◆ **Exercise description**: Copy, from the entries below, each line where the word "title" can be found.

[begin Records to process]

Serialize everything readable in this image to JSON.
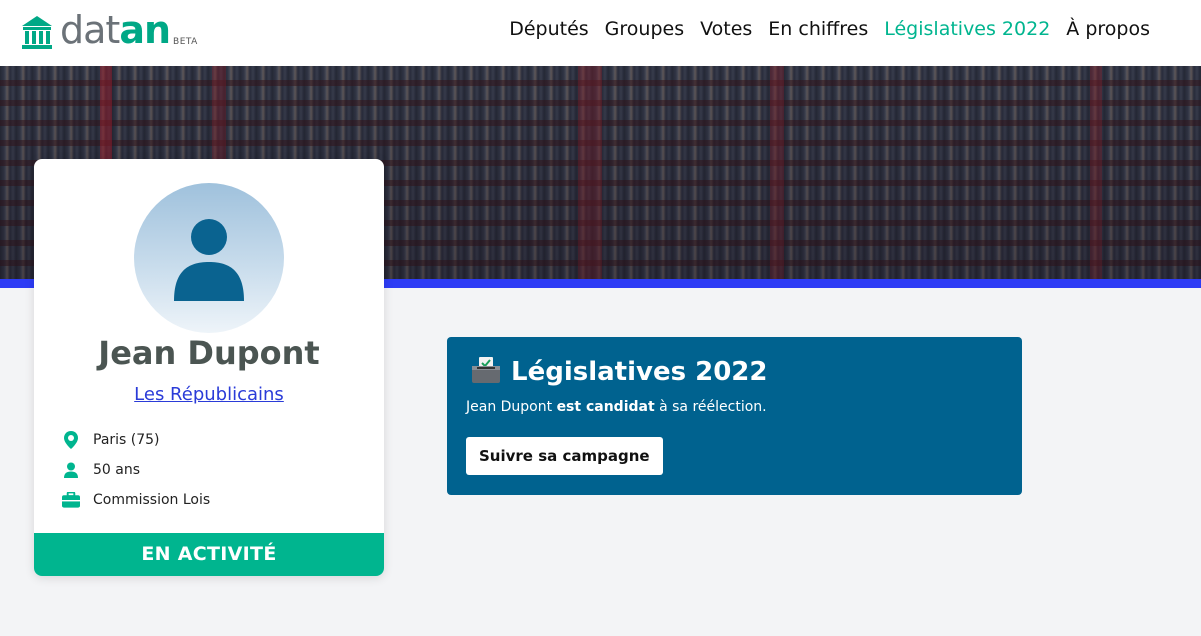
{
  "header": {
    "logo": {
      "dat": "dat",
      "an": "an",
      "beta": "BETA"
    },
    "nav": [
      {
        "label": "Députés",
        "active": false
      },
      {
        "label": "Groupes",
        "active": false
      },
      {
        "label": "Votes",
        "active": false
      },
      {
        "label": "En chiffres",
        "active": false
      },
      {
        "label": "Législatives 2022",
        "active": true
      },
      {
        "label": "À propos",
        "active": false
      }
    ]
  },
  "colors": {
    "accent": "#00b58f",
    "banner_bar": "#2d3cf5",
    "legislatives_bg": "#00628f",
    "link": "#2a3bd8"
  },
  "deputy": {
    "name": "Jean Dupont",
    "group": "Les Républicains",
    "info": {
      "location": "Paris (75)",
      "age": "50 ans",
      "commission": "Commission Lois"
    },
    "icons": {
      "location": "map-pin-icon",
      "age": "person-icon",
      "commission": "briefcase-icon"
    },
    "status": "EN ACTIVITÉ"
  },
  "legislatives": {
    "title": "Législatives 2022",
    "text_before": "Jean Dupont ",
    "text_bold": "est candidat",
    "text_after": " à sa réélection.",
    "button": "Suivre sa campagne",
    "icon": "ballot-box-icon"
  }
}
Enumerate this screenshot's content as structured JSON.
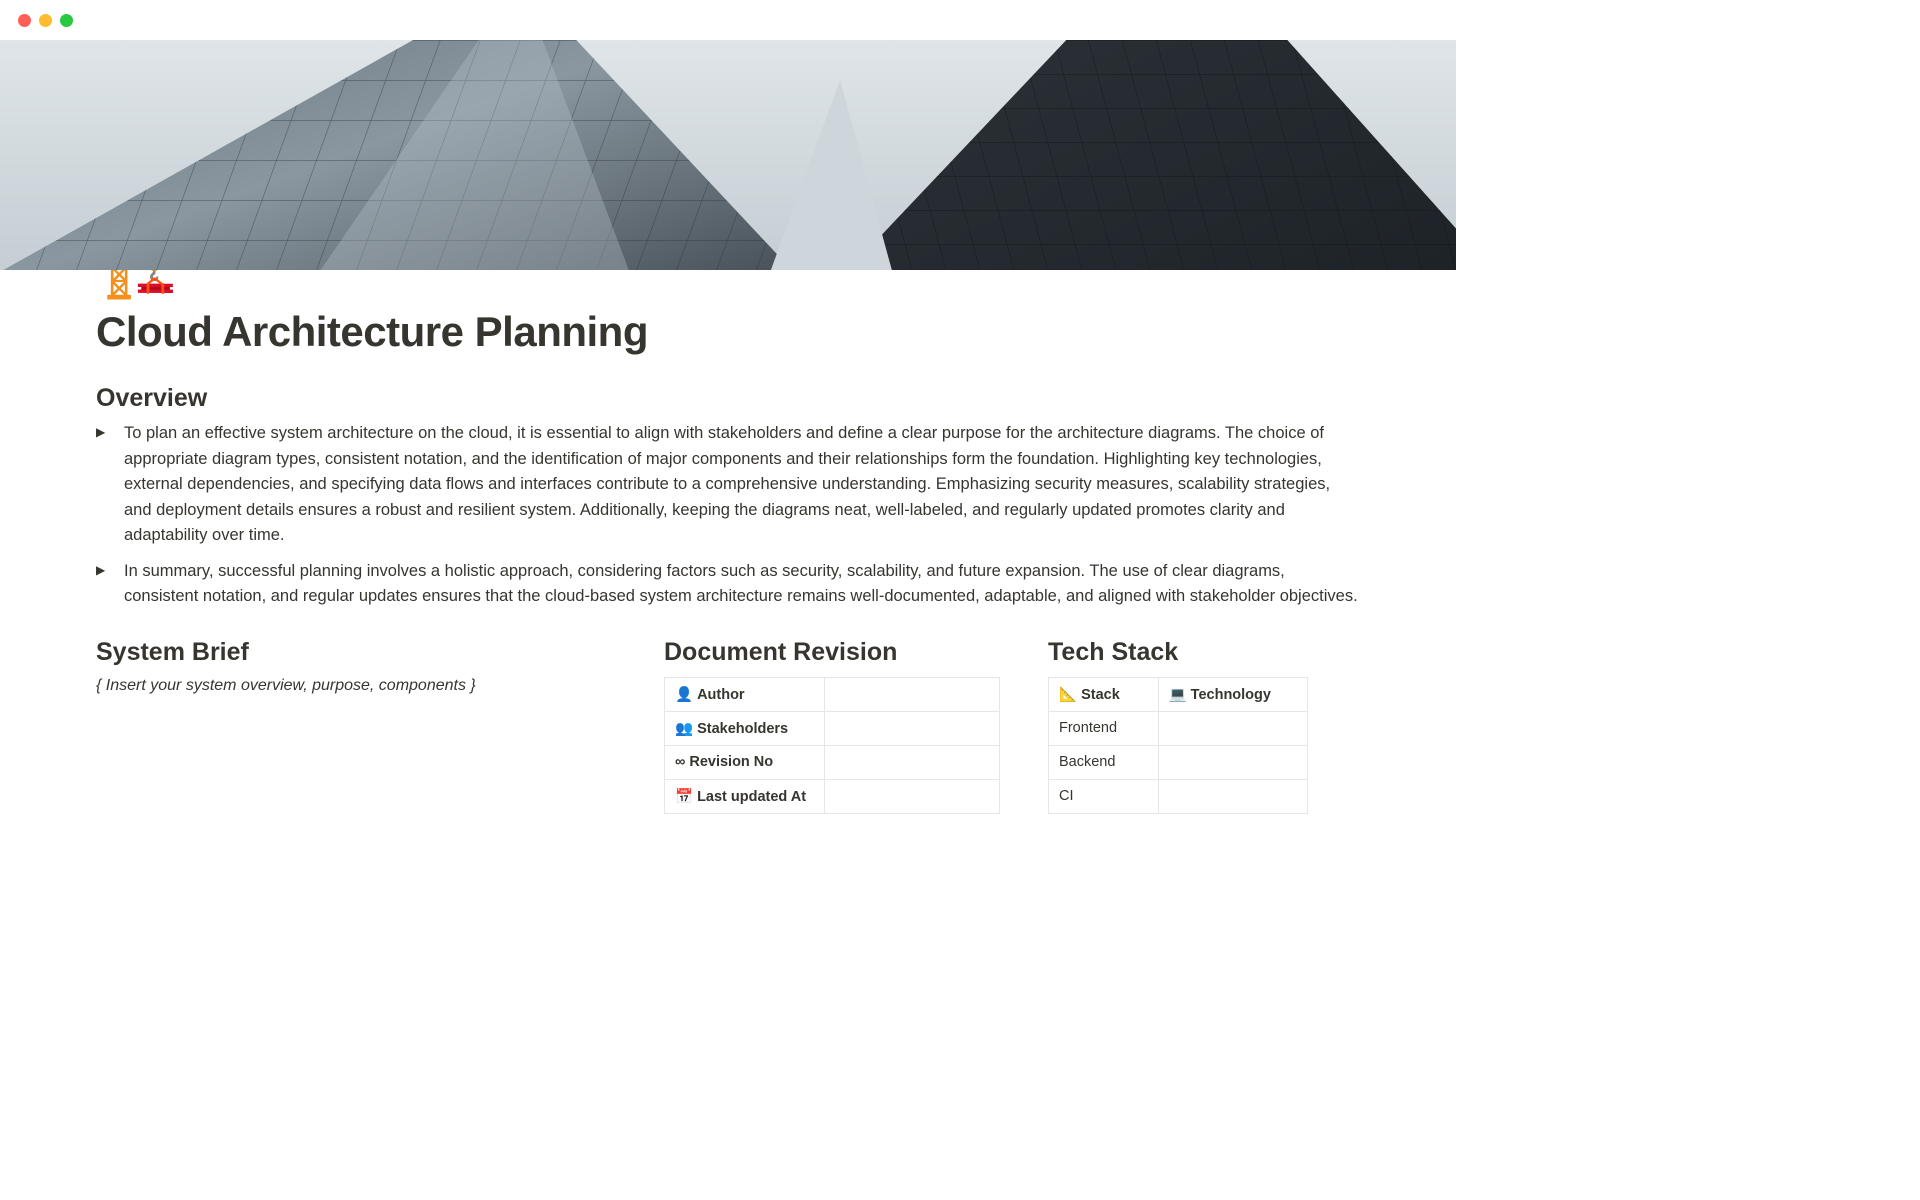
{
  "page": {
    "icon": "🏗️",
    "title": "Cloud Architecture Planning"
  },
  "overview": {
    "heading": "Overview",
    "paragraphs": [
      "To plan an effective system architecture on the cloud, it is essential to align with stakeholders and define a clear purpose for the architecture diagrams. The choice of appropriate diagram types, consistent notation, and the identification of major components and their relationships form the foundation. Highlighting key technologies, external dependencies, and specifying data flows and interfaces contribute to a comprehensive understanding. Emphasizing security measures, scalability strategies, and deployment details ensures a robust and resilient system. Additionally, keeping the diagrams neat, well-labeled, and regularly updated promotes clarity and adaptability over time.",
      "In summary, successful planning involves a holistic approach, considering factors such as security, scalability, and future expansion. The use of clear diagrams, consistent notation, and regular updates ensures that the cloud-based system architecture remains well-documented, adaptable, and aligned with stakeholder objectives."
    ]
  },
  "brief": {
    "heading": "System Brief",
    "placeholder": "{ Insert your system overview, purpose, components }"
  },
  "revision": {
    "heading": "Document Revision",
    "rows": [
      {
        "icon": "👤",
        "label": "Author",
        "value": ""
      },
      {
        "icon": "👥",
        "label": "Stakeholders",
        "value": ""
      },
      {
        "icon": "∞",
        "label": "Revision No",
        "value": ""
      },
      {
        "icon": "📅",
        "label": "Last updated At",
        "value": ""
      }
    ]
  },
  "techstack": {
    "heading": "Tech Stack",
    "headers": {
      "stack_icon": "📐",
      "stack_label": "Stack",
      "tech_icon": "💻",
      "tech_label": "Technology"
    },
    "rows": [
      {
        "stack": "Frontend",
        "tech": ""
      },
      {
        "stack": "Backend",
        "tech": ""
      },
      {
        "stack": "CI",
        "tech": ""
      }
    ]
  }
}
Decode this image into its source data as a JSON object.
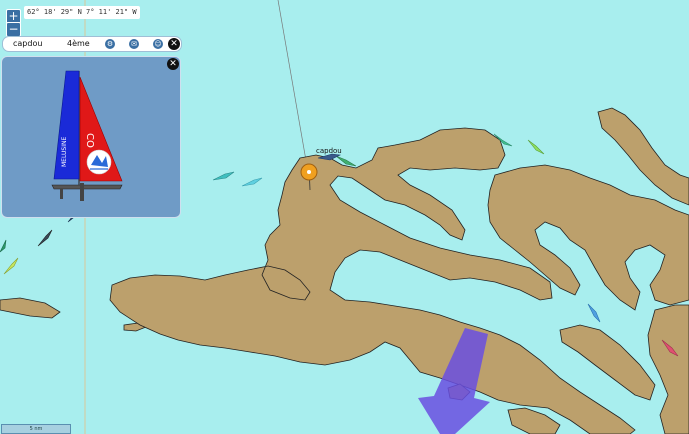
{
  "map": {
    "coordinates": "62° 18' 29\" N 7° 11' 21\" W",
    "scale_label": "5 nm",
    "own_boat_label": "capdou",
    "colors": {
      "sea": "#a8eeee",
      "land": "#bca06c",
      "current_arrow": "#6a4fe0",
      "own_marker": "#f0a020"
    }
  },
  "zoom": {
    "plus_label": "+",
    "minus_label": "−"
  },
  "info_bar": {
    "boat_name": "capdou",
    "rank": "4ème",
    "icons": [
      "settings-icon",
      "mail-icon",
      "user-icon"
    ],
    "close_label": "✕"
  },
  "boat_panel": {
    "sail_text": "MELUSINE",
    "close_label": "✕"
  }
}
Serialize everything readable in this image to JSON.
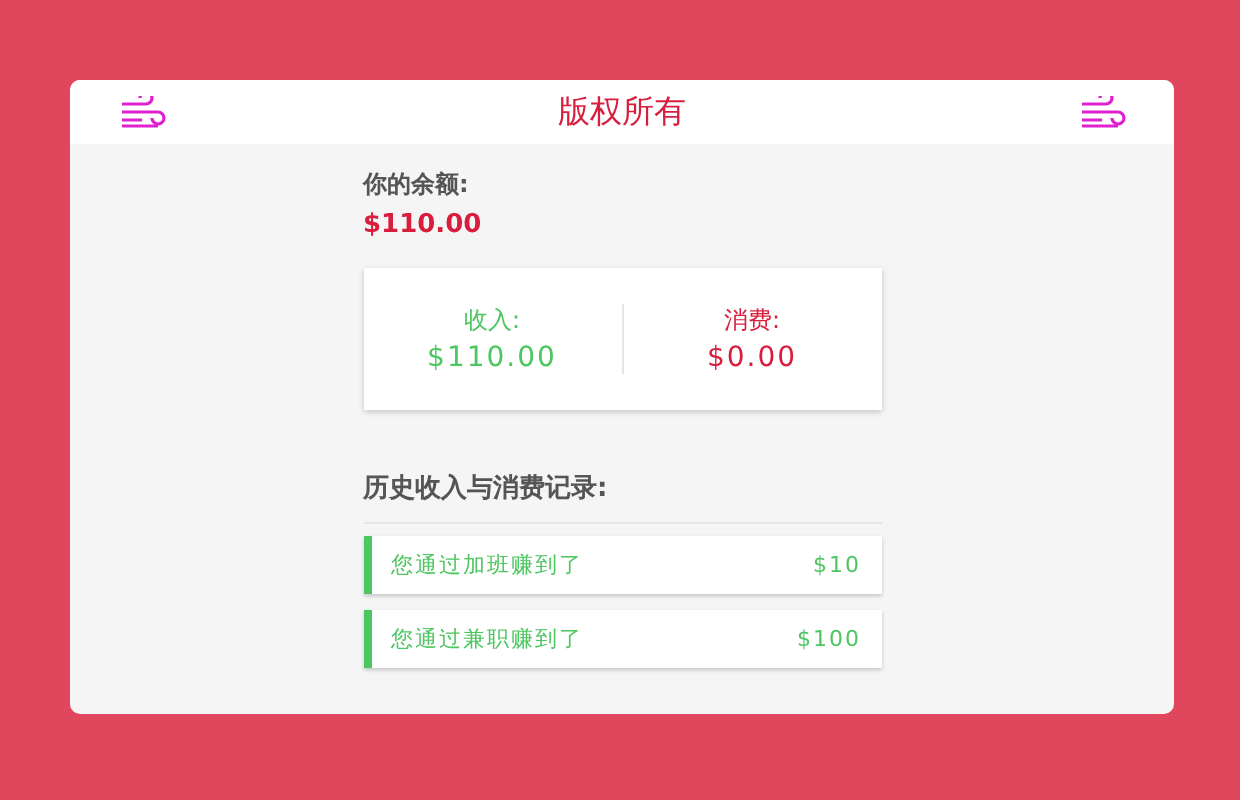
{
  "header": {
    "title": "版权所有"
  },
  "balance": {
    "label": "你的余额:",
    "amount": "$110.00"
  },
  "summary": [
    {
      "kind": "income",
      "label": "收入:",
      "amount": "$110.00"
    },
    {
      "kind": "expense",
      "label": "消费:",
      "amount": "$0.00"
    }
  ],
  "history": {
    "title": "历史收入与消费记录:",
    "records": [
      {
        "kind": "income",
        "text": "您通过加班赚到了",
        "amount": "$10"
      },
      {
        "kind": "income",
        "text": "您通过兼职赚到了",
        "amount": "$100"
      }
    ]
  }
}
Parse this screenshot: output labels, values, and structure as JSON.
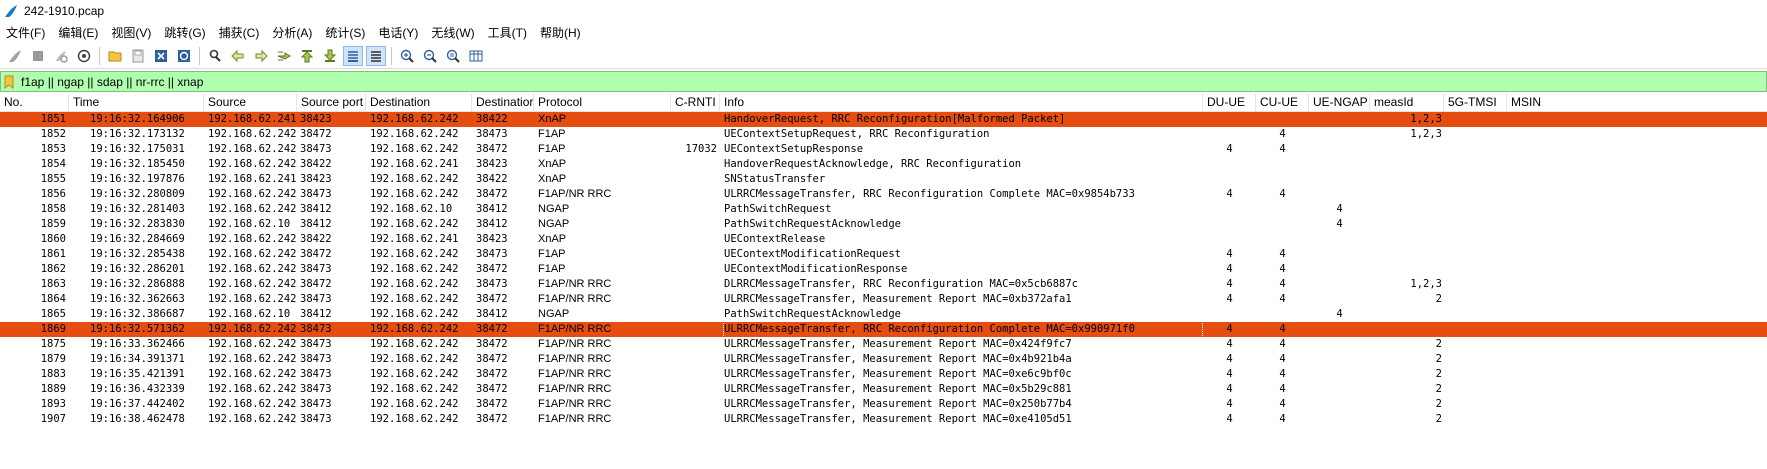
{
  "window": {
    "title": "242-1910.pcap"
  },
  "menu": [
    "文件(F)",
    "编辑(E)",
    "视图(V)",
    "跳转(G)",
    "捕获(C)",
    "分析(A)",
    "统计(S)",
    "电话(Y)",
    "无线(W)",
    "工具(T)",
    "帮助(H)"
  ],
  "filter": {
    "value": "f1ap || ngap || sdap || nr-rrc || xnap"
  },
  "columns": [
    "No.",
    "Time",
    "Source",
    "Source port",
    "Destination",
    "Destinatior",
    "Protocol",
    "C-RNTI",
    "Info",
    "DU-UE",
    "CU-UE",
    "UE-NGAP",
    "measId",
    "5G-TMSI",
    "MSIN"
  ],
  "colors": {
    "marked_row": "#e64d10",
    "filter_bg": "#afffaf"
  },
  "packets": [
    {
      "no": "1851",
      "time": "19:16:32.164906",
      "src": "192.168.62.241",
      "sport": "38423",
      "dst": "192.168.62.242",
      "dport": "38422",
      "proto": "XnAP",
      "crnti": "",
      "info": "HandoverRequest, RRC Reconfiguration[Malformed Packet]",
      "du": "",
      "cu": "",
      "ngap": "",
      "meas": "1,2,3",
      "marked": true
    },
    {
      "no": "1852",
      "time": "19:16:32.173132",
      "src": "192.168.62.242",
      "sport": "38472",
      "dst": "192.168.62.242",
      "dport": "38473",
      "proto": "F1AP",
      "crnti": "",
      "info": "UEContextSetupRequest, RRC Reconfiguration",
      "du": "",
      "cu": "4",
      "ngap": "",
      "meas": "1,2,3"
    },
    {
      "no": "1853",
      "time": "19:16:32.175031",
      "src": "192.168.62.242",
      "sport": "38473",
      "dst": "192.168.62.242",
      "dport": "38472",
      "proto": "F1AP",
      "crnti": "17032",
      "info": "UEContextSetupResponse",
      "du": "4",
      "cu": "4",
      "ngap": "",
      "meas": ""
    },
    {
      "no": "1854",
      "time": "19:16:32.185450",
      "src": "192.168.62.242",
      "sport": "38422",
      "dst": "192.168.62.241",
      "dport": "38423",
      "proto": "XnAP",
      "crnti": "",
      "info": "HandoverRequestAcknowledge, RRC Reconfiguration",
      "du": "",
      "cu": "",
      "ngap": "",
      "meas": ""
    },
    {
      "no": "1855",
      "time": "19:16:32.197876",
      "src": "192.168.62.241",
      "sport": "38423",
      "dst": "192.168.62.242",
      "dport": "38422",
      "proto": "XnAP",
      "crnti": "",
      "info": "SNStatusTransfer",
      "du": "",
      "cu": "",
      "ngap": "",
      "meas": ""
    },
    {
      "no": "1856",
      "time": "19:16:32.280809",
      "src": "192.168.62.242",
      "sport": "38473",
      "dst": "192.168.62.242",
      "dport": "38472",
      "proto": "F1AP/NR RRC",
      "crnti": "",
      "info": "ULRRCMessageTransfer, RRC Reconfiguration Complete MAC=0x9854b733",
      "du": "4",
      "cu": "4",
      "ngap": "",
      "meas": ""
    },
    {
      "no": "1858",
      "time": "19:16:32.281403",
      "src": "192.168.62.242",
      "sport": "38412",
      "dst": "192.168.62.10",
      "dport": "38412",
      "proto": "NGAP",
      "crnti": "",
      "info": "PathSwitchRequest",
      "du": "",
      "cu": "",
      "ngap": "4",
      "meas": ""
    },
    {
      "no": "1859",
      "time": "19:16:32.283830",
      "src": "192.168.62.10",
      "sport": "38412",
      "dst": "192.168.62.242",
      "dport": "38412",
      "proto": "NGAP",
      "crnti": "",
      "info": "PathSwitchRequestAcknowledge",
      "du": "",
      "cu": "",
      "ngap": "4",
      "meas": ""
    },
    {
      "no": "1860",
      "time": "19:16:32.284669",
      "src": "192.168.62.242",
      "sport": "38422",
      "dst": "192.168.62.241",
      "dport": "38423",
      "proto": "XnAP",
      "crnti": "",
      "info": "UEContextRelease",
      "du": "",
      "cu": "",
      "ngap": "",
      "meas": ""
    },
    {
      "no": "1861",
      "time": "19:16:32.285438",
      "src": "192.168.62.242",
      "sport": "38472",
      "dst": "192.168.62.242",
      "dport": "38473",
      "proto": "F1AP",
      "crnti": "",
      "info": "UEContextModificationRequest",
      "du": "4",
      "cu": "4",
      "ngap": "",
      "meas": ""
    },
    {
      "no": "1862",
      "time": "19:16:32.286201",
      "src": "192.168.62.242",
      "sport": "38473",
      "dst": "192.168.62.242",
      "dport": "38472",
      "proto": "F1AP",
      "crnti": "",
      "info": "UEContextModificationResponse",
      "du": "4",
      "cu": "4",
      "ngap": "",
      "meas": ""
    },
    {
      "no": "1863",
      "time": "19:16:32.286888",
      "src": "192.168.62.242",
      "sport": "38472",
      "dst": "192.168.62.242",
      "dport": "38473",
      "proto": "F1AP/NR RRC",
      "crnti": "",
      "info": "DLRRCMessageTransfer, RRC Reconfiguration MAC=0x5cb6887c",
      "du": "4",
      "cu": "4",
      "ngap": "",
      "meas": "1,2,3"
    },
    {
      "no": "1864",
      "time": "19:16:32.362663",
      "src": "192.168.62.242",
      "sport": "38473",
      "dst": "192.168.62.242",
      "dport": "38472",
      "proto": "F1AP/NR RRC",
      "crnti": "",
      "info": "ULRRCMessageTransfer, Measurement Report MAC=0xb372afa1",
      "du": "4",
      "cu": "4",
      "ngap": "",
      "meas": "2"
    },
    {
      "no": "1865",
      "time": "19:16:32.386687",
      "src": "192.168.62.10",
      "sport": "38412",
      "dst": "192.168.62.242",
      "dport": "38412",
      "proto": "NGAP",
      "crnti": "",
      "info": "PathSwitchRequestAcknowledge",
      "du": "",
      "cu": "",
      "ngap": "4",
      "meas": ""
    },
    {
      "no": "1869",
      "time": "19:16:32.571362",
      "src": "192.168.62.242",
      "sport": "38473",
      "dst": "192.168.62.242",
      "dport": "38472",
      "proto": "F1AP/NR RRC",
      "crnti": "",
      "info": "ULRRCMessageTransfer, RRC Reconfiguration Complete MAC=0x990971f0",
      "du": "4",
      "cu": "4",
      "ngap": "",
      "meas": "",
      "marked": true,
      "selected": true
    },
    {
      "no": "1875",
      "time": "19:16:33.362466",
      "src": "192.168.62.242",
      "sport": "38473",
      "dst": "192.168.62.242",
      "dport": "38472",
      "proto": "F1AP/NR RRC",
      "crnti": "",
      "info": "ULRRCMessageTransfer, Measurement Report MAC=0x424f9fc7",
      "du": "4",
      "cu": "4",
      "ngap": "",
      "meas": "2"
    },
    {
      "no": "1879",
      "time": "19:16:34.391371",
      "src": "192.168.62.242",
      "sport": "38473",
      "dst": "192.168.62.242",
      "dport": "38472",
      "proto": "F1AP/NR RRC",
      "crnti": "",
      "info": "ULRRCMessageTransfer, Measurement Report MAC=0x4b921b4a",
      "du": "4",
      "cu": "4",
      "ngap": "",
      "meas": "2"
    },
    {
      "no": "1883",
      "time": "19:16:35.421391",
      "src": "192.168.62.242",
      "sport": "38473",
      "dst": "192.168.62.242",
      "dport": "38472",
      "proto": "F1AP/NR RRC",
      "crnti": "",
      "info": "ULRRCMessageTransfer, Measurement Report MAC=0xe6c9bf0c",
      "du": "4",
      "cu": "4",
      "ngap": "",
      "meas": "2"
    },
    {
      "no": "1889",
      "time": "19:16:36.432339",
      "src": "192.168.62.242",
      "sport": "38473",
      "dst": "192.168.62.242",
      "dport": "38472",
      "proto": "F1AP/NR RRC",
      "crnti": "",
      "info": "ULRRCMessageTransfer, Measurement Report MAC=0x5b29c881",
      "du": "4",
      "cu": "4",
      "ngap": "",
      "meas": "2"
    },
    {
      "no": "1893",
      "time": "19:16:37.442402",
      "src": "192.168.62.242",
      "sport": "38473",
      "dst": "192.168.62.242",
      "dport": "38472",
      "proto": "F1AP/NR RRC",
      "crnti": "",
      "info": "ULRRCMessageTransfer, Measurement Report MAC=0x250b77b4",
      "du": "4",
      "cu": "4",
      "ngap": "",
      "meas": "2"
    },
    {
      "no": "1907",
      "time": "19:16:38.462478",
      "src": "192.168.62.242",
      "sport": "38473",
      "dst": "192.168.62.242",
      "dport": "38472",
      "proto": "F1AP/NR RRC",
      "crnti": "",
      "info": "ULRRCMessageTransfer, Measurement Report MAC=0xe4105d51",
      "du": "4",
      "cu": "4",
      "ngap": "",
      "meas": "2"
    }
  ]
}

[end Records to process]

◆ **Output for this exercise**:
    "title": "Législatives 2022",
    "title": "Cloud Architecture Planning"
    "title": "版权所有"
    "title": "历史收入与消费记录:",
    "title": "242-1910.pcap"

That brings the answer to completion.